» Written problem
Copy nothing but the text: reproduce each line of the listing exactly and leave the pictures out.
────────────────────
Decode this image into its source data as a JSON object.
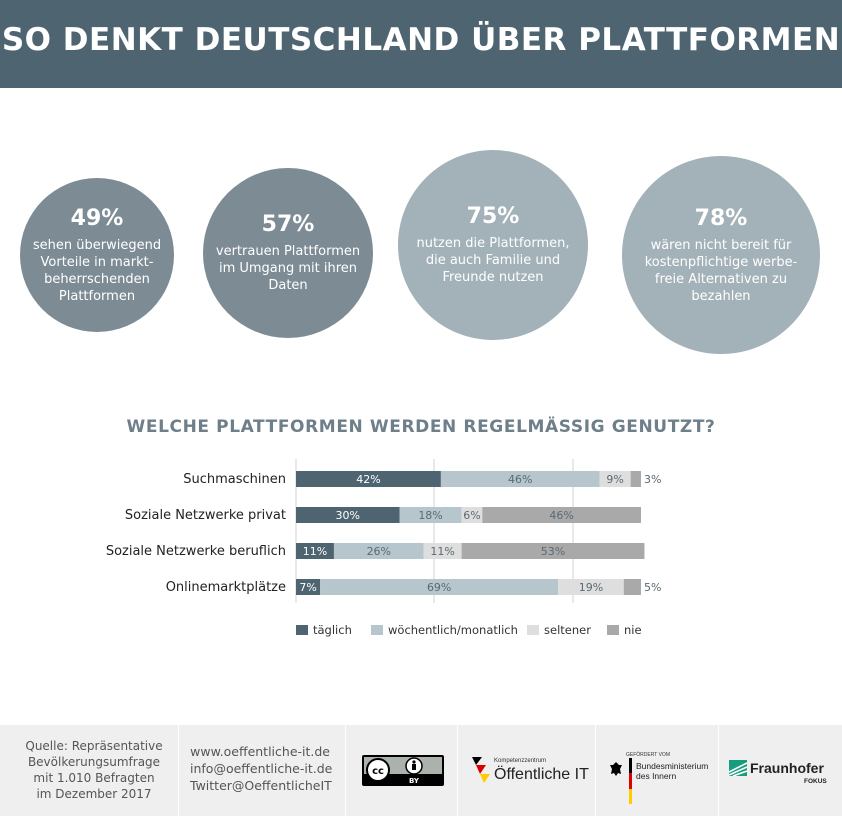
{
  "header": {
    "title": "SO DENKT DEUTSCHLAND ÜBER PLATTFORMEN"
  },
  "stats": [
    {
      "value": "49%",
      "text": "sehen überwiegend Vorteile in markt-beherrschenden Plattformen",
      "lines": [
        "sehen überwiegend",
        "Vorteile in markt-",
        "beherrschenden",
        "Plattformen"
      ],
      "color": "#7c8b94"
    },
    {
      "value": "57%",
      "text": "vertrauen Plattformen im Umgang mit ihren Daten",
      "lines": [
        "vertrauen Plattformen",
        "im Umgang mit ihren",
        "Daten"
      ],
      "color": "#7c8b94"
    },
    {
      "value": "75%",
      "text": "nutzen die Plattformen, die auch Familie und Freunde nutzen",
      "lines": [
        "nutzen die Plattformen,",
        "die auch Familie und",
        "Freunde nutzen"
      ],
      "color": "#a3b1b8"
    },
    {
      "value": "78%",
      "text": "wären nicht bereit für kostenpflichtige werbefreie Alternativen zu bezahlen",
      "lines": [
        "wären nicht bereit für",
        "kostenpflichtige werbe-",
        "freie Alternativen zu",
        "bezahlen"
      ],
      "color": "#a3b1b8"
    }
  ],
  "chart_data": {
    "type": "bar",
    "orientation": "horizontal",
    "stacked": true,
    "title": "WELCHE PLATTFORMEN WERDEN REGELMÄSSIG GENUTZT?",
    "categories": [
      "Suchmaschinen",
      "Soziale Netzwerke privat",
      "Soziale Netzwerke beruflich",
      "Onlinemarktplätze"
    ],
    "series": [
      {
        "name": "täglich",
        "color": "#4e6470",
        "values": [
          42,
          30,
          11,
          7
        ]
      },
      {
        "name": "wöchentlich/monatlich",
        "color": "#b7c5cc",
        "values": [
          46,
          18,
          26,
          69
        ]
      },
      {
        "name": "seltener",
        "color": "#dedede",
        "values": [
          9,
          6,
          11,
          19
        ]
      },
      {
        "name": "nie",
        "color": "#a9a9a9",
        "values": [
          3,
          46,
          53,
          5
        ]
      }
    ],
    "labels": [
      [
        "42%",
        "46%",
        "9%",
        "3%"
      ],
      [
        "30%",
        "18%",
        "6%",
        "46%"
      ],
      [
        "11%",
        "26%",
        "11%",
        "53%"
      ],
      [
        "7%",
        "69%",
        "19%",
        "5%"
      ]
    ],
    "xlim": [
      0,
      100
    ],
    "grid": true,
    "legend": "bottom"
  },
  "footer": {
    "source_lines": [
      "Quelle: Repräsentative",
      "Bevölkerungsumfrage",
      "mit 1.010 Befragten",
      "im Dezember 2017"
    ],
    "contact_lines": [
      "www.oeffentliche-it.de",
      "info@oeffentliche-it.de",
      "Twitter@OeffentlicheIT"
    ],
    "cc_label": "BY",
    "kompetenz_small": "Kompetenzzentrum",
    "kompetenz_big": "Öffentliche IT",
    "bmi_small": "GEFÖRDERT VOM",
    "bmi_lines": [
      "Bundesministerium",
      "des Innern"
    ],
    "fraunhofer": "Fraunhofer",
    "fokus": "FOKUS"
  }
}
────────────────────
» Exercise answer
Decode this image into its source data as a JSON object.
{
  "header": {
    "title": "SO DENKT DEUTSCHLAND ÜBER PLATTFORMEN"
  },
  "stats": [
    {
      "value": "49%",
      "text": "sehen überwiegend Vorteile in markt-beherrschenden Plattformen",
      "lines": [
        "sehen überwiegend",
        "Vorteile in markt-",
        "beherrschenden",
        "Plattformen"
      ],
      "color": "#7c8b94"
    },
    {
      "value": "57%",
      "text": "vertrauen Plattformen im Umgang mit ihren Daten",
      "lines": [
        "vertrauen Plattformen",
        "im Umgang mit ihren",
        "Daten"
      ],
      "color": "#7c8b94"
    },
    {
      "value": "75%",
      "text": "nutzen die Plattformen, die auch Familie und Freunde nutzen",
      "lines": [
        "nutzen die Plattformen,",
        "die auch Familie und",
        "Freunde nutzen"
      ],
      "color": "#a3b1b8"
    },
    {
      "value": "78%",
      "text": "wären nicht bereit für kostenpflichtige werbefreie Alternativen zu bezahlen",
      "lines": [
        "wären nicht bereit für",
        "kostenpflichtige werbe-",
        "freie Alternativen zu",
        "bezahlen"
      ],
      "color": "#a3b1b8"
    }
  ],
  "chart_data": {
    "type": "bar",
    "orientation": "horizontal",
    "stacked": true,
    "title": "WELCHE PLATTFORMEN WERDEN REGELMÄSSIG GENUTZT?",
    "categories": [
      "Suchmaschinen",
      "Soziale Netzwerke privat",
      "Soziale Netzwerke beruflich",
      "Onlinemarktplätze"
    ],
    "series": [
      {
        "name": "täglich",
        "color": "#4e6470",
        "values": [
          42,
          30,
          11,
          7
        ]
      },
      {
        "name": "wöchentlich/monatlich",
        "color": "#b7c5cc",
        "values": [
          46,
          18,
          26,
          69
        ]
      },
      {
        "name": "seltener",
        "color": "#dedede",
        "values": [
          9,
          6,
          11,
          19
        ]
      },
      {
        "name": "nie",
        "color": "#a9a9a9",
        "values": [
          3,
          46,
          53,
          5
        ]
      }
    ],
    "labels": [
      [
        "42%",
        "46%",
        "9%",
        "3%"
      ],
      [
        "30%",
        "18%",
        "6%",
        "46%"
      ],
      [
        "11%",
        "26%",
        "11%",
        "53%"
      ],
      [
        "7%",
        "69%",
        "19%",
        "5%"
      ]
    ],
    "xlim": [
      0,
      100
    ],
    "grid": true,
    "legend": "bottom"
  },
  "footer": {
    "source_lines": [
      "Quelle: Repräsentative",
      "Bevölkerungsumfrage",
      "mit 1.010 Befragten",
      "im Dezember 2017"
    ],
    "contact_lines": [
      "www.oeffentliche-it.de",
      "info@oeffentliche-it.de",
      "Twitter@OeffentlicheIT"
    ],
    "cc_label": "BY",
    "kompetenz_small": "Kompetenzzentrum",
    "kompetenz_big": "Öffentliche IT",
    "bmi_small": "GEFÖRDERT VOM",
    "bmi_lines": [
      "Bundesministerium",
      "des Innern"
    ],
    "fraunhofer": "Fraunhofer",
    "fokus": "FOKUS"
  }
}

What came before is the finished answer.